• TEXT EXTRACT:
^^^^

Chapter 7 Project

Project Members and Roles

Members	Exercises
Vishnu Aerva	2, 5, 7, 16
Mark Archual	11, 12, 15
Esra Celik	14, 17, 18, 19

Topic Summary

Our group was tasked with studying Lebesgue’s Criterion for Riemann Integration.

Motivation

Riemann integration provides us with a foundation to define integration, even if a function is not perfectly continuous. However, Riemann integration does not cover all discontinuous functions, which may lead to the question, how discontinuous can a function be, and still maintain some form of integrability? What other definitions of integration exist, and how do expand upon, Riemann integration?

As shown in the book, Thomae’s function and Dirichlet’s function can provide some useful contrast for the scenario described above.

Dirichlet Thomae

Observe that thomae’s function, while certainly discontinuous one can construct the necessary conditions to show that it is indeed Riemann integrable (see Exercise 7.6.2). Dirichlet’s function does not fit the criteria, due to it being discontinuous at every point in its domain (as discussed in class). Dirichlet’s function is just an example, of many functions that fail to be Riemann integrable, so the need for a stronger form of integration is certainly justified.

Theory

Lebesgue’s Criterion for Riemann Integrability relies on two key definitions.

Sets of Measure Zero

A set $A \subseteq \mathbb{R}$ has measure zero if, for all $\epsilon > 0$, there exists a contable collection of open intervals, $O_n$ wiht the property that A is contained in the union of all of the intervals $O_n$ and the sum of the lengths of all of the intervals is less than or equal to $\epsilon$. More precisely, if $\lvert O_n \rvert$ refers to the length of the interval $O_n$, then we have $\ldots$

See Exercise 7.6.5 for more details.

^^^^

• RECORDS:
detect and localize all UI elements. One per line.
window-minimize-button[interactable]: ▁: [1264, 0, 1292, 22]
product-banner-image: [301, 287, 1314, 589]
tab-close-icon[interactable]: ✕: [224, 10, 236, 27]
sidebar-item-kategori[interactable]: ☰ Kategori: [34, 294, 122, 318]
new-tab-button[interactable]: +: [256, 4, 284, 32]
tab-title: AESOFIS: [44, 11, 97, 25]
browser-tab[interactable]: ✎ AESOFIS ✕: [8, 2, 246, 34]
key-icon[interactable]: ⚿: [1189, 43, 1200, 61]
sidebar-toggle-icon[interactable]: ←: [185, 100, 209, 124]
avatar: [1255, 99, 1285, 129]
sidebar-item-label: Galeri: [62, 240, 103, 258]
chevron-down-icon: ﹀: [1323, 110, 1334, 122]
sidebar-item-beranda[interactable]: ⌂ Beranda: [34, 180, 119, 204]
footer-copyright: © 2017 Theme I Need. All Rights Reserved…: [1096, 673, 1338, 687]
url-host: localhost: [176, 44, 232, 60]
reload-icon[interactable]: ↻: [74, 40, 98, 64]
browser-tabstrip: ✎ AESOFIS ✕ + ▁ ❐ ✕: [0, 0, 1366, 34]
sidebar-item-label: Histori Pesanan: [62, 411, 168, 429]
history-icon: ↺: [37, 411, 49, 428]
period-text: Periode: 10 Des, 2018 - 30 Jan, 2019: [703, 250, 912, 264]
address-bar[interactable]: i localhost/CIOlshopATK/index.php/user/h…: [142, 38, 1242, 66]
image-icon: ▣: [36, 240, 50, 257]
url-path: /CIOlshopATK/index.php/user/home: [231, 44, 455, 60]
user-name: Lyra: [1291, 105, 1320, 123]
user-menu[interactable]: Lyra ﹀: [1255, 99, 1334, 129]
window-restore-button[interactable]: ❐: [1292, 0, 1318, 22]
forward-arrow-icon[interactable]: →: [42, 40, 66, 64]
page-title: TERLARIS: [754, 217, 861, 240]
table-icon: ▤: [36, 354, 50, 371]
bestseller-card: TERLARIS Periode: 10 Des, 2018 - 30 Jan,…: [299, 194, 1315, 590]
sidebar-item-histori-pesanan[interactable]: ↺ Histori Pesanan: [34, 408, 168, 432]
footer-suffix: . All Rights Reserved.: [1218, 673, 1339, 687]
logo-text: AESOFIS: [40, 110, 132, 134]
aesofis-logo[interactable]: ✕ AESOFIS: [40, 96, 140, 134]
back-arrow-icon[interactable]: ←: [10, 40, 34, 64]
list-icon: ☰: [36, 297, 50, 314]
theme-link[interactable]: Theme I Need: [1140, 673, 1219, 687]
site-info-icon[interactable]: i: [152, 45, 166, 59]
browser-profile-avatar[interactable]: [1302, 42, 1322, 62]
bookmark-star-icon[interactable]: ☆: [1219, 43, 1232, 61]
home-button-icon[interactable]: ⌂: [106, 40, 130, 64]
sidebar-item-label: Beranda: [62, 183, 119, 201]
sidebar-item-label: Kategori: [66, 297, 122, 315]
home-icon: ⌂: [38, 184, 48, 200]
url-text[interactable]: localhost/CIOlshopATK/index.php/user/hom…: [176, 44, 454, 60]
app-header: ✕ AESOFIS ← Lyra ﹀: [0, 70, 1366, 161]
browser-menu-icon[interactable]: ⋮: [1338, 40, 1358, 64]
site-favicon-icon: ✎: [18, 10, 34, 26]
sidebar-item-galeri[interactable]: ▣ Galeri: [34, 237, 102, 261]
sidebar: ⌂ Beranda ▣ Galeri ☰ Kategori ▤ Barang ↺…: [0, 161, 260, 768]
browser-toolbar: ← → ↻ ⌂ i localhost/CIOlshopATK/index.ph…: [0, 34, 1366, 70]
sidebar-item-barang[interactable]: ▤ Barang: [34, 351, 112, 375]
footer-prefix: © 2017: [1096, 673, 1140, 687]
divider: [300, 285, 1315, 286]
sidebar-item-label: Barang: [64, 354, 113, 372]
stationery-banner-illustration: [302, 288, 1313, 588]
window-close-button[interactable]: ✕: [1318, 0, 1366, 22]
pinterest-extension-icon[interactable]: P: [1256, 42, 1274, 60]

^^^^

• EXERCISE DIRECTIONS: Transcribe the stretch of the text on Lebesgue's Criterion from "Our group was" through "upon, Riemann integration?". The entries are separate material and have no connection to the text on Lebesgue's Criterion.

• WRITTEN SOLUTION:
Our group was tasked with studying Lebesgue’s Criterion for Riemann Integration.

Motivation

Riemann integration provides us with a foundation to define integration, even if a function is not perfectly continuous. However, Riemann integration does not cover all discontinuous functions, which may lead to the question, how discontinuous can a function be, and still maintain some form of integrability? What other definitions of integration exist, and how do expand upon, Riemann integration?